- [STORED ROWS]
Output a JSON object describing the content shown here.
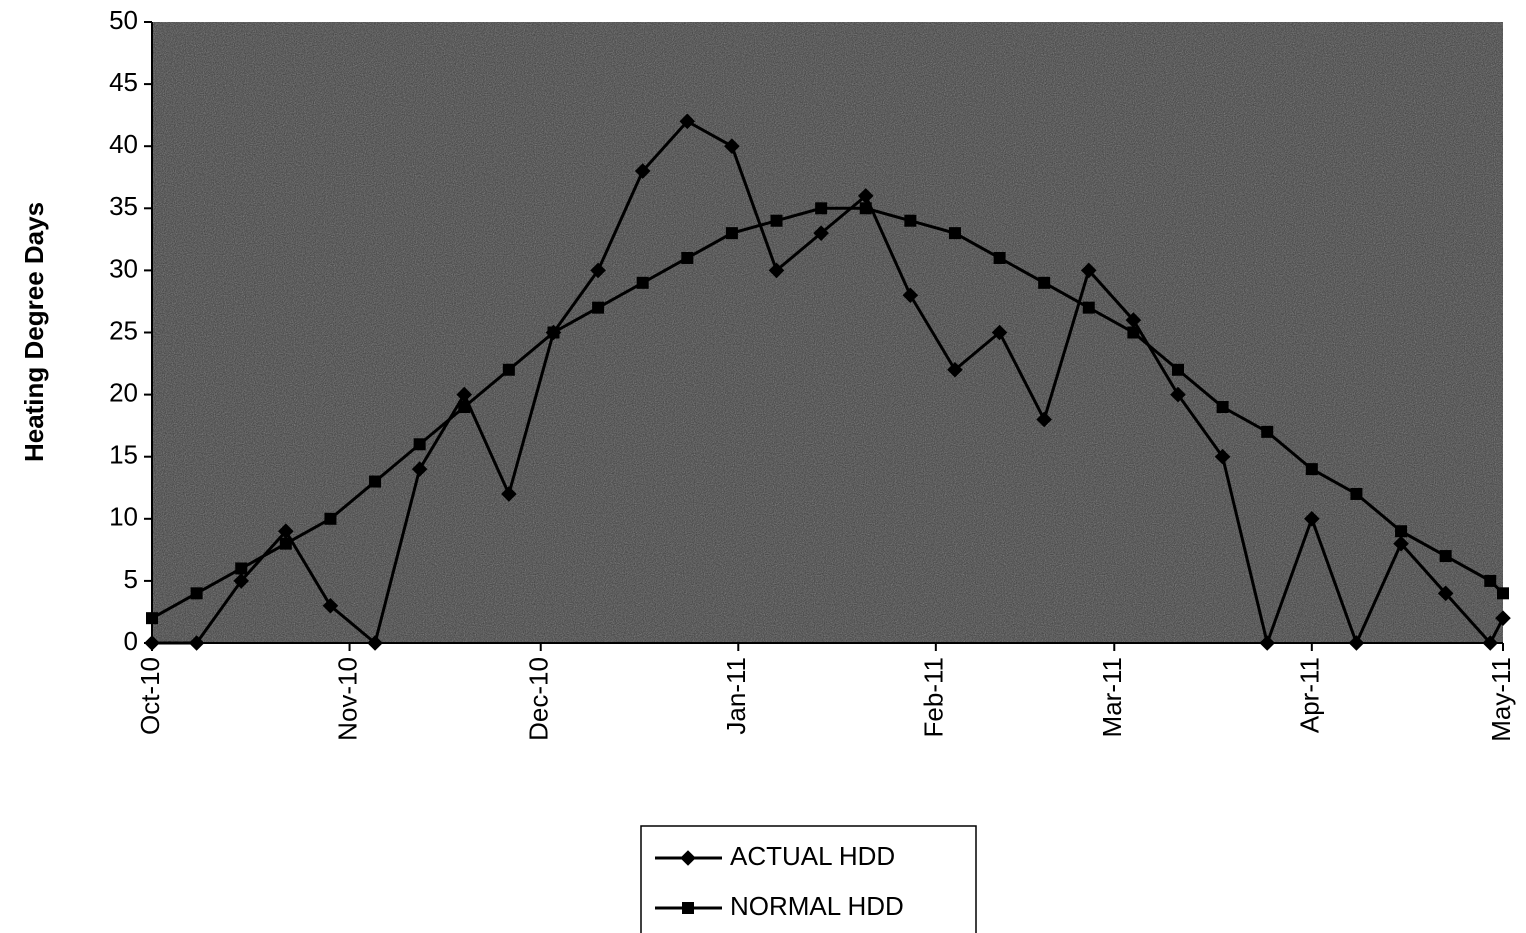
{
  "chart_data": {
    "type": "line",
    "y_label": "Heating Degree Days",
    "x": [
      0,
      7,
      14,
      21,
      28,
      35,
      42,
      49,
      56,
      63,
      70,
      77,
      84,
      91,
      98,
      105,
      112,
      119,
      126,
      133,
      140,
      147,
      154,
      161,
      168,
      175,
      182,
      189,
      196,
      203,
      210,
      212
    ],
    "xlim": [
      0,
      212
    ],
    "xticks": [
      {
        "value": 0,
        "label": "Oct-10"
      },
      {
        "value": 31,
        "label": "Nov-10"
      },
      {
        "value": 61,
        "label": "Dec-10"
      },
      {
        "value": 92,
        "label": "Jan-11"
      },
      {
        "value": 123,
        "label": "Feb-11"
      },
      {
        "value": 151,
        "label": "Mar-11"
      },
      {
        "value": 182,
        "label": "Apr-11"
      },
      {
        "value": 212,
        "label": "May-11"
      }
    ],
    "ylim": [
      0,
      50
    ],
    "yticks": [
      0,
      5,
      10,
      15,
      20,
      25,
      30,
      35,
      40,
      45,
      50
    ],
    "legend": "bottom",
    "series": [
      {
        "name": "ACTUAL HDD",
        "color": "#000000",
        "marker": "diamond",
        "values": [
          0,
          0,
          5,
          9,
          3,
          0,
          14,
          20,
          12,
          25,
          30,
          38,
          42,
          40,
          30,
          33,
          36,
          28,
          22,
          25,
          18,
          30,
          26,
          20,
          15,
          0,
          10,
          0,
          8,
          4,
          0,
          2
        ]
      },
      {
        "name": "NORMAL HDD",
        "color": "#000000",
        "marker": "square",
        "values": [
          2,
          4,
          6,
          8,
          10,
          13,
          16,
          19,
          22,
          25,
          27,
          29,
          31,
          33,
          34,
          35,
          35,
          34,
          33,
          31,
          29,
          27,
          25,
          22,
          19,
          17,
          14,
          12,
          9,
          7,
          5,
          4
        ]
      }
    ]
  }
}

- [REQUIREMENT]
Restate the whole listing above exactly, please, omitting every image.

- [RESULT FOR THIS TASK]
Output a JSON object describing the content shown here.
{
  "chart_data": {
    "type": "line",
    "y_label": "Heating Degree Days",
    "x": [
      0,
      7,
      14,
      21,
      28,
      35,
      42,
      49,
      56,
      63,
      70,
      77,
      84,
      91,
      98,
      105,
      112,
      119,
      126,
      133,
      140,
      147,
      154,
      161,
      168,
      175,
      182,
      189,
      196,
      203,
      210,
      212
    ],
    "xlim": [
      0,
      212
    ],
    "xticks": [
      {
        "value": 0,
        "label": "Oct-10"
      },
      {
        "value": 31,
        "label": "Nov-10"
      },
      {
        "value": 61,
        "label": "Dec-10"
      },
      {
        "value": 92,
        "label": "Jan-11"
      },
      {
        "value": 123,
        "label": "Feb-11"
      },
      {
        "value": 151,
        "label": "Mar-11"
      },
      {
        "value": 182,
        "label": "Apr-11"
      },
      {
        "value": 212,
        "label": "May-11"
      }
    ],
    "ylim": [
      0,
      50
    ],
    "yticks": [
      0,
      5,
      10,
      15,
      20,
      25,
      30,
      35,
      40,
      45,
      50
    ],
    "legend": "bottom",
    "series": [
      {
        "name": "ACTUAL HDD",
        "color": "#000000",
        "marker": "diamond",
        "values": [
          0,
          0,
          5,
          9,
          3,
          0,
          14,
          20,
          12,
          25,
          30,
          38,
          42,
          40,
          30,
          33,
          36,
          28,
          22,
          25,
          18,
          30,
          26,
          20,
          15,
          0,
          10,
          0,
          8,
          4,
          0,
          2
        ]
      },
      {
        "name": "NORMAL HDD",
        "color": "#000000",
        "marker": "square",
        "values": [
          2,
          4,
          6,
          8,
          10,
          13,
          16,
          19,
          22,
          25,
          27,
          29,
          31,
          33,
          34,
          35,
          35,
          34,
          33,
          31,
          29,
          27,
          25,
          22,
          19,
          17,
          14,
          12,
          9,
          7,
          5,
          4
        ]
      }
    ]
  }
}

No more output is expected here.